▶ What is expected:
Return the records exactly as they are.

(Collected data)
--------

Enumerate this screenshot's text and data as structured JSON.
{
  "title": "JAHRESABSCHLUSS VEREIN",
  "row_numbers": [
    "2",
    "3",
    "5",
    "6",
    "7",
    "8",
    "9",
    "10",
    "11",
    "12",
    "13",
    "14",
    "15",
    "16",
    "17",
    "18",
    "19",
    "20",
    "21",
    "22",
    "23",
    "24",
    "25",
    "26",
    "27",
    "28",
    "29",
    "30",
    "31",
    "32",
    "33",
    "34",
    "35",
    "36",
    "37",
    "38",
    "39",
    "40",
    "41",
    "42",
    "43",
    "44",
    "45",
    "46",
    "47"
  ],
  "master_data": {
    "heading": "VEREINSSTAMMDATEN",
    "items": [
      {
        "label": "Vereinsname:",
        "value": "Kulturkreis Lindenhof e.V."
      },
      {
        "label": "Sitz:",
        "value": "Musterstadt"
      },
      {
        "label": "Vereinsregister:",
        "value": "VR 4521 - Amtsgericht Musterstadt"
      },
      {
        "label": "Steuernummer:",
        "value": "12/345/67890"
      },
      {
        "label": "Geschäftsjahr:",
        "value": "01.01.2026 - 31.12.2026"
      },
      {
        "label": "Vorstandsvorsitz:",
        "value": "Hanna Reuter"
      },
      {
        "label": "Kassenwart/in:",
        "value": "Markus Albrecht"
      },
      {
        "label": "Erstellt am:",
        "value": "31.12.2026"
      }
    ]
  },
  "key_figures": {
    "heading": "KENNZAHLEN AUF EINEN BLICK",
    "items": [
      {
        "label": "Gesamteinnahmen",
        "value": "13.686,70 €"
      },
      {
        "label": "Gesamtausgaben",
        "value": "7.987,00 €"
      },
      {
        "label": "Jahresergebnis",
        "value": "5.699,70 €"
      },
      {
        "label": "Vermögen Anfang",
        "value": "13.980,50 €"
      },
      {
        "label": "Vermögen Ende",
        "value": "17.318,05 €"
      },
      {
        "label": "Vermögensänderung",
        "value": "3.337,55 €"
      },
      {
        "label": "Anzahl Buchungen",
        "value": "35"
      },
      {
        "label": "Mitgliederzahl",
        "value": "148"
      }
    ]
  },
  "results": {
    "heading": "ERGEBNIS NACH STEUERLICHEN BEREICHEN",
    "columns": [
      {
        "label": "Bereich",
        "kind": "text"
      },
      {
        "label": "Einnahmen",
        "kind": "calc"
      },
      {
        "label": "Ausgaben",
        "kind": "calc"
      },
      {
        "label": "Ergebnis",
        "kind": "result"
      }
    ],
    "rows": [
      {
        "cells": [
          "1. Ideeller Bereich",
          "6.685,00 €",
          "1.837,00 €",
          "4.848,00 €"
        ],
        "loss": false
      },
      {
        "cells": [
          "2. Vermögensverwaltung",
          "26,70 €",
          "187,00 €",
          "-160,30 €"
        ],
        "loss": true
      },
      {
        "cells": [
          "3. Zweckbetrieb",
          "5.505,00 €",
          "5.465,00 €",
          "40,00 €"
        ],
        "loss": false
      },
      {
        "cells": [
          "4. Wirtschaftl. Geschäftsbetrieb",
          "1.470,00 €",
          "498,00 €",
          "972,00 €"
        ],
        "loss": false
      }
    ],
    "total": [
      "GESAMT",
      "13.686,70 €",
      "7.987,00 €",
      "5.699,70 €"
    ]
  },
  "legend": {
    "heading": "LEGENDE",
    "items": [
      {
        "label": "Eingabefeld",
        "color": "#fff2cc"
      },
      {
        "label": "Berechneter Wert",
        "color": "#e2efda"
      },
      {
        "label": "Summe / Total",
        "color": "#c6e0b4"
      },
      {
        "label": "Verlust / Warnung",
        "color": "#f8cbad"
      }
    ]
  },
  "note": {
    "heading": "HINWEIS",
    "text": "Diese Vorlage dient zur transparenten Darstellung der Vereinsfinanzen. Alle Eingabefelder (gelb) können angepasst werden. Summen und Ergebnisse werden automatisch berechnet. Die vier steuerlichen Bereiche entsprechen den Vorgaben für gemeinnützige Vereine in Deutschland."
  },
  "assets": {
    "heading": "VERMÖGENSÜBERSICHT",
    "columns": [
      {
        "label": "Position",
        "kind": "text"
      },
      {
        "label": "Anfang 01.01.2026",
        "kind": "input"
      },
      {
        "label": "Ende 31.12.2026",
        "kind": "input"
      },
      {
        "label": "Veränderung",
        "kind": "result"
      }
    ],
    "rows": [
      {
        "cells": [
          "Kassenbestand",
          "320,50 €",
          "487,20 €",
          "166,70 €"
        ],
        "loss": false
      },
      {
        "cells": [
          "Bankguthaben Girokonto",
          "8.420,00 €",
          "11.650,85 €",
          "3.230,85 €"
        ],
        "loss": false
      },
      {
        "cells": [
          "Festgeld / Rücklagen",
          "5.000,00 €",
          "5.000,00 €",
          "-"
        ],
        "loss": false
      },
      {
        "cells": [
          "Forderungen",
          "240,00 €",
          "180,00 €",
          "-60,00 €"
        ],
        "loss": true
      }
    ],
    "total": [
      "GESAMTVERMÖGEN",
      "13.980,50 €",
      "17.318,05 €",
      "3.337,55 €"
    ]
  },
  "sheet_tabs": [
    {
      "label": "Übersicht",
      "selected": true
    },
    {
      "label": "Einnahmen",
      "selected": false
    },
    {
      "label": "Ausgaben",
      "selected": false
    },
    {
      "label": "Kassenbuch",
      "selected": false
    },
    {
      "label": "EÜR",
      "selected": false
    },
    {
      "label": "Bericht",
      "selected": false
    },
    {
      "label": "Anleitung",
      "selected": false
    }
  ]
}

--------

▶ Finished exercise:
Enumerate this screenshot's text and data as structured JSON.
{
  "title": "JAHRESABSCHLUSS VEREIN",
  "row_numbers": [
    "2",
    "3",
    "5",
    "6",
    "7",
    "8",
    "9",
    "10",
    "11",
    "12",
    "13",
    "14",
    "15",
    "16",
    "17",
    "18",
    "19",
    "20",
    "21",
    "22",
    "23",
    "24",
    "25",
    "26",
    "27",
    "28",
    "29",
    "30",
    "31",
    "32",
    "33",
    "34",
    "35",
    "36",
    "37",
    "38",
    "39",
    "40",
    "41",
    "42",
    "43",
    "44",
    "45",
    "46",
    "47"
  ],
  "master_data": {
    "heading": "VEREINSSTAMMDATEN",
    "items": [
      {
        "label": "Vereinsname:",
        "value": "Kulturkreis Lindenhof e.V."
      },
      {
        "label": "Sitz:",
        "value": "Musterstadt"
      },
      {
        "label": "Vereinsregister:",
        "value": "VR 4521 - Amtsgericht Musterstadt"
      },
      {
        "label": "Steuernummer:",
        "value": "12/345/67890"
      },
      {
        "label": "Geschäftsjahr:",
        "value": "01.01.2026 - 31.12.2026"
      },
      {
        "label": "Vorstandsvorsitz:",
        "value": "Hanna Reuter"
      },
      {
        "label": "Kassenwart/in:",
        "value": "Markus Albrecht"
      },
      {
        "label": "Erstellt am:",
        "value": "31.12.2026"
      }
    ]
  },
  "key_figures": {
    "heading": "KENNZAHLEN AUF EINEN BLICK",
    "items": [
      {
        "label": "Gesamteinnahmen",
        "value": "13.686,70 €"
      },
      {
        "label": "Gesamtausgaben",
        "value": "7.987,00 €"
      },
      {
        "label": "Jahresergebnis",
        "value": "5.699,70 €"
      },
      {
        "label": "Vermögen Anfang",
        "value": "13.980,50 €"
      },
      {
        "label": "Vermögen Ende",
        "value": "17.318,05 €"
      },
      {
        "label": "Vermögensänderung",
        "value": "3.337,55 €"
      },
      {
        "label": "Anzahl Buchungen",
        "value": "35"
      },
      {
        "label": "Mitgliederzahl",
        "value": "148"
      }
    ]
  },
  "results": {
    "heading": "ERGEBNIS NACH STEUERLICHEN BEREICHEN",
    "columns": [
      {
        "label": "Bereich",
        "kind": "text"
      },
      {
        "label": "Einnahmen",
        "kind": "calc"
      },
      {
        "label": "Ausgaben",
        "kind": "calc"
      },
      {
        "label": "Ergebnis",
        "kind": "result"
      }
    ],
    "rows": [
      {
        "cells": [
          "1. Ideeller Bereich",
          "6.685,00 €",
          "1.837,00 €",
          "4.848,00 €"
        ],
        "loss": false
      },
      {
        "cells": [
          "2. Vermögensverwaltung",
          "26,70 €",
          "187,00 €",
          "-160,30 €"
        ],
        "loss": true
      },
      {
        "cells": [
          "3. Zweckbetrieb",
          "5.505,00 €",
          "5.465,00 €",
          "40,00 €"
        ],
        "loss": false
      },
      {
        "cells": [
          "4. Wirtschaftl. Geschäftsbetrieb",
          "1.470,00 €",
          "498,00 €",
          "972,00 €"
        ],
        "loss": false
      }
    ],
    "total": [
      "GESAMT",
      "13.686,70 €",
      "7.987,00 €",
      "5.699,70 €"
    ]
  },
  "legend": {
    "heading": "LEGENDE",
    "items": [
      {
        "label": "Eingabefeld",
        "color": "#fff2cc"
      },
      {
        "label": "Berechneter Wert",
        "color": "#e2efda"
      },
      {
        "label": "Summe / Total",
        "color": "#c6e0b4"
      },
      {
        "label": "Verlust / Warnung",
        "color": "#f8cbad"
      }
    ]
  },
  "note": {
    "heading": "HINWEIS",
    "text": "Diese Vorlage dient zur transparenten Darstellung der Vereinsfinanzen. Alle Eingabefelder (gelb) können angepasst werden. Summen und Ergebnisse werden automatisch berechnet. Die vier steuerlichen Bereiche entsprechen den Vorgaben für gemeinnützige Vereine in Deutschland."
  },
  "assets": {
    "heading": "VERMÖGENSÜBERSICHT",
    "columns": [
      {
        "label": "Position",
        "kind": "text"
      },
      {
        "label": "Anfang 01.01.2026",
        "kind": "input"
      },
      {
        "label": "Ende 31.12.2026",
        "kind": "input"
      },
      {
        "label": "Veränderung",
        "kind": "result"
      }
    ],
    "rows": [
      {
        "cells": [
          "Kassenbestand",
          "320,50 €",
          "487,20 €",
          "166,70 €"
        ],
        "loss": false
      },
      {
        "cells": [
          "Bankguthaben Girokonto",
          "8.420,00 €",
          "11.650,85 €",
          "3.230,85 €"
        ],
        "loss": false
      },
      {
        "cells": [
          "Festgeld / Rücklagen",
          "5.000,00 €",
          "5.000,00 €",
          "-"
        ],
        "loss": false
      },
      {
        "cells": [
          "Forderungen",
          "240,00 €",
          "180,00 €",
          "-60,00 €"
        ],
        "loss": true
      }
    ],
    "total": [
      "GESAMTVERMÖGEN",
      "13.980,50 €",
      "17.318,05 €",
      "3.337,55 €"
    ]
  },
  "sheet_tabs": [
    {
      "label": "Übersicht",
      "selected": true
    },
    {
      "label": "Einnahmen",
      "selected": false
    },
    {
      "label": "Ausgaben",
      "selected": false
    },
    {
      "label": "Kassenbuch",
      "selected": false
    },
    {
      "label": "EÜR",
      "selected": false
    },
    {
      "label": "Bericht",
      "selected": false
    },
    {
      "label": "Anleitung",
      "selected": false
    }
  ]
}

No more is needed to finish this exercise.